---------- Records to use

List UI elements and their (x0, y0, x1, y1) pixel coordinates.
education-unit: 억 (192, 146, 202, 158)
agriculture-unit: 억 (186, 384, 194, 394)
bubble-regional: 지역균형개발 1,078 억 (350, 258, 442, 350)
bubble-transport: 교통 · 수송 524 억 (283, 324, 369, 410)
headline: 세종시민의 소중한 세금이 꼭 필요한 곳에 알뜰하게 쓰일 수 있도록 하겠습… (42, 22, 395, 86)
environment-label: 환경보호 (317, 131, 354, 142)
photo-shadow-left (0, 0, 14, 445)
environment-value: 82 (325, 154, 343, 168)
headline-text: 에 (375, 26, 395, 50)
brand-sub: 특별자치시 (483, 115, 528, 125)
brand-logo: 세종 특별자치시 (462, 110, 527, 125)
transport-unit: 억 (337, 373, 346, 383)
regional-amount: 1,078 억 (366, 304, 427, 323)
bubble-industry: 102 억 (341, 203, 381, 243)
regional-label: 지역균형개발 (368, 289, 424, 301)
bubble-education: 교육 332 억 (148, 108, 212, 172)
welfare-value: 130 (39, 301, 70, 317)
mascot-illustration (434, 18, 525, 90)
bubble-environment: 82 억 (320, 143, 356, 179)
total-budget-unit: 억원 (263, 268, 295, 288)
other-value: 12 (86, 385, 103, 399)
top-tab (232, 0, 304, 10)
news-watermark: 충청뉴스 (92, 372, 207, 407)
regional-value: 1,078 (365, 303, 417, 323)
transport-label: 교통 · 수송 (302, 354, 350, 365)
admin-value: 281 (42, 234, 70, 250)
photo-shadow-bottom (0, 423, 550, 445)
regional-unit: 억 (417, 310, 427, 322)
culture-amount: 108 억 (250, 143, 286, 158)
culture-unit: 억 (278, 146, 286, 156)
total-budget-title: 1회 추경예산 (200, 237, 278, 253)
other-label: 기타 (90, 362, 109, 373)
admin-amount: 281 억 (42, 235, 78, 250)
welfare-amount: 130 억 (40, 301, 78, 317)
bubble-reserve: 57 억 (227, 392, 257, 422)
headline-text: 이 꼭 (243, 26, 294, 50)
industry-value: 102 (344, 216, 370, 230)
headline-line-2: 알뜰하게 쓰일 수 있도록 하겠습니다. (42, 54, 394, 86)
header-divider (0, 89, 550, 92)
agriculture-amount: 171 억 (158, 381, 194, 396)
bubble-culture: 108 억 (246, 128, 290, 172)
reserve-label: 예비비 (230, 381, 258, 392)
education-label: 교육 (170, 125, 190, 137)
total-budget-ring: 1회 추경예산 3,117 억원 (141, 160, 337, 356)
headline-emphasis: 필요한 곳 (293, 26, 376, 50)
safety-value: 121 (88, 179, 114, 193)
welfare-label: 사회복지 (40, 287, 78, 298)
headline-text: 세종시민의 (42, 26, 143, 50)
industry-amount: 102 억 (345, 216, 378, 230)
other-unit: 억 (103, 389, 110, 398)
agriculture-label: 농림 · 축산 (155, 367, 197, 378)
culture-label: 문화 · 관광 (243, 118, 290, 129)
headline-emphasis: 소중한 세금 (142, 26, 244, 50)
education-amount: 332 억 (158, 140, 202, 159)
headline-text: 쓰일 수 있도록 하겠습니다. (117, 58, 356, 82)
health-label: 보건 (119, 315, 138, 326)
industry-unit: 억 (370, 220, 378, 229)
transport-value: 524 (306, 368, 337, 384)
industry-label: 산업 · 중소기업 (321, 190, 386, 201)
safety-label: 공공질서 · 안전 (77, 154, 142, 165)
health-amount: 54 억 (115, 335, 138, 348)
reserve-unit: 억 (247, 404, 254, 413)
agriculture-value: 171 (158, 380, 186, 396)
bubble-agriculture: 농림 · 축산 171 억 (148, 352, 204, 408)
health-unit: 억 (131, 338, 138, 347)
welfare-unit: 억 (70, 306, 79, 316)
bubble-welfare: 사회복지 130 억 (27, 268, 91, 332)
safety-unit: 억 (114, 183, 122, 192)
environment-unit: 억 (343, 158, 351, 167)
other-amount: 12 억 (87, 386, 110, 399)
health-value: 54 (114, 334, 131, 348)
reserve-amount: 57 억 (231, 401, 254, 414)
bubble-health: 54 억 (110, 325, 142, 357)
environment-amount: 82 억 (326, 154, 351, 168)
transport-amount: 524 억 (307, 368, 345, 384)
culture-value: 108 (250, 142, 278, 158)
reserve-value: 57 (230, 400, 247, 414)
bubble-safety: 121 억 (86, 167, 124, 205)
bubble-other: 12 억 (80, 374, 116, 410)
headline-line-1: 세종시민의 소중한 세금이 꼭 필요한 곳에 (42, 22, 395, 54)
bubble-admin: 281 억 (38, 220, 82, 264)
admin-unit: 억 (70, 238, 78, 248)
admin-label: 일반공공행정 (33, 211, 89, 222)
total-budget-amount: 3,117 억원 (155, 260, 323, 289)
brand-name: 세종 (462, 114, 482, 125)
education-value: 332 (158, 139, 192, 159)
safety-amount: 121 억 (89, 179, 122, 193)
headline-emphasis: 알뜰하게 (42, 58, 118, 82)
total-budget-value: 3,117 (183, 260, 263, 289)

--------------------

#### [Directions]
Reproduce the listing from its first line up to and including the line with "brand-sub: 특별자치시 (483, 115, 528, 125)", swapping "environment" for "ecology" and leaving everything else unchanged. Return only those lines.

#### [Answer below]
List UI elements and their (x0, y0, x1, y1) pixel coordinates.
education-unit: 억 (192, 146, 202, 158)
agriculture-unit: 억 (186, 384, 194, 394)
bubble-regional: 지역균형개발 1,078 억 (350, 258, 442, 350)
bubble-transport: 교통 · 수송 524 억 (283, 324, 369, 410)
headline: 세종시민의 소중한 세금이 꼭 필요한 곳에 알뜰하게 쓰일 수 있도록 하겠습… (42, 22, 395, 86)
ecology-label: 환경보호 (317, 131, 354, 142)
photo-shadow-left (0, 0, 14, 445)
ecology-value: 82 (325, 154, 343, 168)
headline-text: 에 (375, 26, 395, 50)
brand-sub: 특별자치시 (483, 115, 528, 125)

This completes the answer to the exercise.